━━ MATERIAL SUPPLIED ━━

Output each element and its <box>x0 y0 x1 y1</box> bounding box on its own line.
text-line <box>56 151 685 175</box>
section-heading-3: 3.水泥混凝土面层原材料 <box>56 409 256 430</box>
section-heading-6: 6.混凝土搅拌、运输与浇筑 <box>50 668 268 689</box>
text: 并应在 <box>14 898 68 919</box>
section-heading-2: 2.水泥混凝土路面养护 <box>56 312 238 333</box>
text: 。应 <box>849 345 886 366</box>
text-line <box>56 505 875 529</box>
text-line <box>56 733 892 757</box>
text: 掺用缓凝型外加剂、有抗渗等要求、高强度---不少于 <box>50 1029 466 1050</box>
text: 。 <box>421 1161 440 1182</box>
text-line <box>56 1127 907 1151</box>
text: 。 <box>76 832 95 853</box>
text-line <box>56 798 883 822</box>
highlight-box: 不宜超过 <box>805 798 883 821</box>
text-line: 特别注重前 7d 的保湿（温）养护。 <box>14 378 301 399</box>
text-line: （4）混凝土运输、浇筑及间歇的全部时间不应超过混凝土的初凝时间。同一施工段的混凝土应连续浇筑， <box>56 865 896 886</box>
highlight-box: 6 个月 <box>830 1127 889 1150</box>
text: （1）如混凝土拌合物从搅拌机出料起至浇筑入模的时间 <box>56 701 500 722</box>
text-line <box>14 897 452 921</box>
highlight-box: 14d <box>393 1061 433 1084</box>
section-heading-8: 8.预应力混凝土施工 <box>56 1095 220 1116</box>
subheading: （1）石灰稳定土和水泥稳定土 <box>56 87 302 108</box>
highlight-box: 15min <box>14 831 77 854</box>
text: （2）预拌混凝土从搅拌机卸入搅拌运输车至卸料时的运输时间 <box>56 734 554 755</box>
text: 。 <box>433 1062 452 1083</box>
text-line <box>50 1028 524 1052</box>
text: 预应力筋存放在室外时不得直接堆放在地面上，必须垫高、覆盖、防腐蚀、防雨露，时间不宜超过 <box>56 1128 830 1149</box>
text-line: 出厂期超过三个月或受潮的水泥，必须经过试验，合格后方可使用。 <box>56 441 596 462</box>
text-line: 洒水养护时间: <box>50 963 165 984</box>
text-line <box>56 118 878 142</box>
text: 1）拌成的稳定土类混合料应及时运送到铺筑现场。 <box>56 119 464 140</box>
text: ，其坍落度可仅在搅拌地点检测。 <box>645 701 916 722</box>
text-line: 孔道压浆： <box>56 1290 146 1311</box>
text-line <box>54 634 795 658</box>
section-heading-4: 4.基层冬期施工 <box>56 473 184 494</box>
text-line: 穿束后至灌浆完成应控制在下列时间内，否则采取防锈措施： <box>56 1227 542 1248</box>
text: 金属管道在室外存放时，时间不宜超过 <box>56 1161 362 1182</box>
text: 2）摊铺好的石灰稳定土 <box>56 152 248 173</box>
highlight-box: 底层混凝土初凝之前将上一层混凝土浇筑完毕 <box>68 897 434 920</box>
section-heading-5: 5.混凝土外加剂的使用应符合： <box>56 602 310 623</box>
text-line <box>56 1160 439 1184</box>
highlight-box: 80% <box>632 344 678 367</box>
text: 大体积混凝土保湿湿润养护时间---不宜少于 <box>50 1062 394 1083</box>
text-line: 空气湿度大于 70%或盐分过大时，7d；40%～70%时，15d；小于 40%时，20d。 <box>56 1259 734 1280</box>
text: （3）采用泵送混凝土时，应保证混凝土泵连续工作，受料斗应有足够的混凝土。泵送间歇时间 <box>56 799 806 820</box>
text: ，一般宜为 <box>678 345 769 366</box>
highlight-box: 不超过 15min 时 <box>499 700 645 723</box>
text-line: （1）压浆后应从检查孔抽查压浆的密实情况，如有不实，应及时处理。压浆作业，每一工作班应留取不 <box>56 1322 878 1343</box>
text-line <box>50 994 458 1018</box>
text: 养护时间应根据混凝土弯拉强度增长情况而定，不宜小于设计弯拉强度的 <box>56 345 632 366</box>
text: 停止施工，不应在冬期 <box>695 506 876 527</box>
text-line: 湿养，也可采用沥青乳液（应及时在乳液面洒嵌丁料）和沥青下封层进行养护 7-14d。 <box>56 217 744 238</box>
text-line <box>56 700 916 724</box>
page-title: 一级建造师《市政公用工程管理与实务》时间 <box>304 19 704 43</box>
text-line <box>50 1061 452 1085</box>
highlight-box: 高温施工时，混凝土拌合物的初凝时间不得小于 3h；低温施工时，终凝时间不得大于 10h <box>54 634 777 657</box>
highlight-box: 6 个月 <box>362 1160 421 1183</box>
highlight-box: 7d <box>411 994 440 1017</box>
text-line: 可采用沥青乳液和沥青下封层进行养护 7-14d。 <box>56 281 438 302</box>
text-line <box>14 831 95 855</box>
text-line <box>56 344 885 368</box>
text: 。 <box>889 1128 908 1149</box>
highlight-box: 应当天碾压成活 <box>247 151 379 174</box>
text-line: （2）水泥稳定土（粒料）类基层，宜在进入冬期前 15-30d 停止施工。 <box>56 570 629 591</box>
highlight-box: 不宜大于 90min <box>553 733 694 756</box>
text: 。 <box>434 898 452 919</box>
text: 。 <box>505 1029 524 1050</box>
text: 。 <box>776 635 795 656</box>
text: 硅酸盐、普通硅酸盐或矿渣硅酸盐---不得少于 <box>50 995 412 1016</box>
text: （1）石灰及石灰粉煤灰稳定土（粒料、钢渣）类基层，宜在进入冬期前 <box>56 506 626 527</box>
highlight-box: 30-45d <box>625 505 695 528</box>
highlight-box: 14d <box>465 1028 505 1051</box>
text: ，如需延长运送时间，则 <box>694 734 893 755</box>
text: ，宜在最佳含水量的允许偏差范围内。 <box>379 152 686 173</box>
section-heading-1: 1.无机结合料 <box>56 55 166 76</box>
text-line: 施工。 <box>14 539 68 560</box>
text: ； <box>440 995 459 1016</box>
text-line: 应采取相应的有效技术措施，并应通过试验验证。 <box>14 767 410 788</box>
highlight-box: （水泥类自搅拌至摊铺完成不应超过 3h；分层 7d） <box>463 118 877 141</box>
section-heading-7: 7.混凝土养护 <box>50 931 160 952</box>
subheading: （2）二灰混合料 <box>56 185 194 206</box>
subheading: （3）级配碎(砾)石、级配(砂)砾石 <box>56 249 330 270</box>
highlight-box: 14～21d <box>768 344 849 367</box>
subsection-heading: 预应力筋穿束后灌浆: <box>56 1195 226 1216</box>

━━━

WHAT TO WORK ON -
State how many of the rows above contain the string "subheading", giving only the number.

TASK RESPONSE -
3